** start of RECORDS SHOWN **
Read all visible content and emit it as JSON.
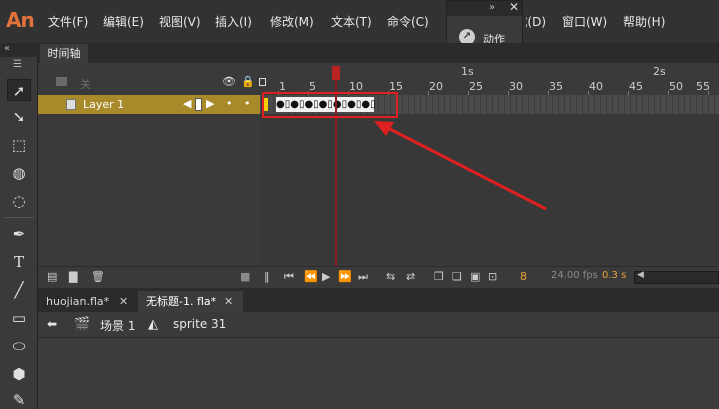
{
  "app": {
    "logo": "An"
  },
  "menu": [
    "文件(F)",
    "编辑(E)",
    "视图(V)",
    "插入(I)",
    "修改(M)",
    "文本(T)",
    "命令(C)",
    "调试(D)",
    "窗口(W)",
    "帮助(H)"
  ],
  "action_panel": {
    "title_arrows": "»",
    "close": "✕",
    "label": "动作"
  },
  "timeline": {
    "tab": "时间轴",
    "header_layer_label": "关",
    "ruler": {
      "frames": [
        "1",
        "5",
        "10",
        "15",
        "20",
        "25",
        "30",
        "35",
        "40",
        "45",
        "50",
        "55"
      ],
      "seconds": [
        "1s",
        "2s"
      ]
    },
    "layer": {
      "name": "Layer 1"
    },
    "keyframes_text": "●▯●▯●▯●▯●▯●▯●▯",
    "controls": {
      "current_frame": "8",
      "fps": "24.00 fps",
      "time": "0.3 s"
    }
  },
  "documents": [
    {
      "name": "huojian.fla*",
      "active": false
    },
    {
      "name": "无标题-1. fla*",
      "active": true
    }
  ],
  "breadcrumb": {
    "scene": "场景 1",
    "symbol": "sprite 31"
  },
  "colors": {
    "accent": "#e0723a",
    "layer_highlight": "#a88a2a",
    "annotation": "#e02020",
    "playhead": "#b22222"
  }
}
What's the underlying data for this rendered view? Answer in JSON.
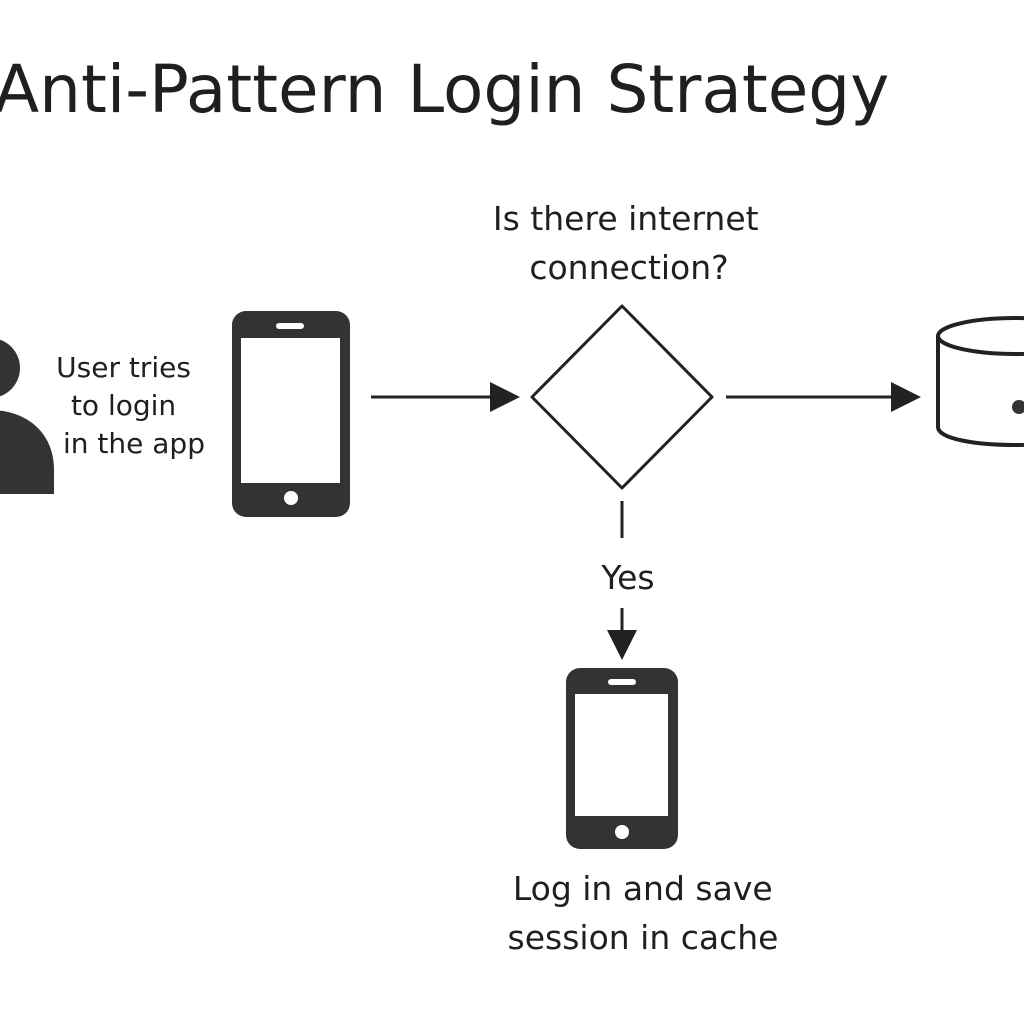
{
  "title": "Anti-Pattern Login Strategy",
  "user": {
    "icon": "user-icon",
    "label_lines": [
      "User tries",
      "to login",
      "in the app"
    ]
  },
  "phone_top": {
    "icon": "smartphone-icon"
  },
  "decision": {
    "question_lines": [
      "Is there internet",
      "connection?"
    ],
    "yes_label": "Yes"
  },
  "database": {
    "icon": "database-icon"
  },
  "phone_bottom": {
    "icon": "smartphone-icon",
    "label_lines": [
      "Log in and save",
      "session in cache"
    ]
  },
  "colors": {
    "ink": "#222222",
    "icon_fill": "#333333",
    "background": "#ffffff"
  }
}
** end of RECORDS SHOWN **
=== WORK TO COMPLETE ===
Omit every picture, then reproduce the rest of the listing exactly.

=== WRITTEN REPLY ===
Read all visible content and emit it as JSON.
{
  "app": {
    "logo": "An"
  },
  "menu": [
    "文件(F)",
    "编辑(E)",
    "视图(V)",
    "插入(I)",
    "修改(M)",
    "文本(T)",
    "命令(C)",
    "调试(D)",
    "窗口(W)",
    "帮助(H)"
  ],
  "action_panel": {
    "title_arrows": "»",
    "close": "✕",
    "label": "动作"
  },
  "timeline": {
    "tab": "时间轴",
    "header_layer_label": "关",
    "ruler": {
      "frames": [
        "1",
        "5",
        "10",
        "15",
        "20",
        "25",
        "30",
        "35",
        "40",
        "45",
        "50",
        "55"
      ],
      "seconds": [
        "1s",
        "2s"
      ]
    },
    "layer": {
      "name": "Layer 1"
    },
    "keyframes_text": "●▯●▯●▯●▯●▯●▯●▯",
    "controls": {
      "current_frame": "8",
      "fps": "24.00 fps",
      "time": "0.3 s"
    }
  },
  "documents": [
    {
      "name": "huojian.fla*",
      "active": false
    },
    {
      "name": "无标题-1. fla*",
      "active": true
    }
  ],
  "breadcrumb": {
    "scene": "场景 1",
    "symbol": "sprite 31"
  },
  "colors": {
    "accent": "#e0723a",
    "layer_highlight": "#a88a2a",
    "annotation": "#e02020",
    "playhead": "#b22222"
  }
}
What's the underlying data for this rendered view? Answer in JSON.
{
  "title": "Anti-Pattern Login Strategy",
  "user": {
    "icon": "user-icon",
    "label_lines": [
      "User tries",
      "to login",
      "in the app"
    ]
  },
  "phone_top": {
    "icon": "smartphone-icon"
  },
  "decision": {
    "question_lines": [
      "Is there internet",
      "connection?"
    ],
    "yes_label": "Yes"
  },
  "database": {
    "icon": "database-icon"
  },
  "phone_bottom": {
    "icon": "smartphone-icon",
    "label_lines": [
      "Log in and save",
      "session in cache"
    ]
  },
  "colors": {
    "ink": "#222222",
    "icon_fill": "#333333",
    "background": "#ffffff"
  }
}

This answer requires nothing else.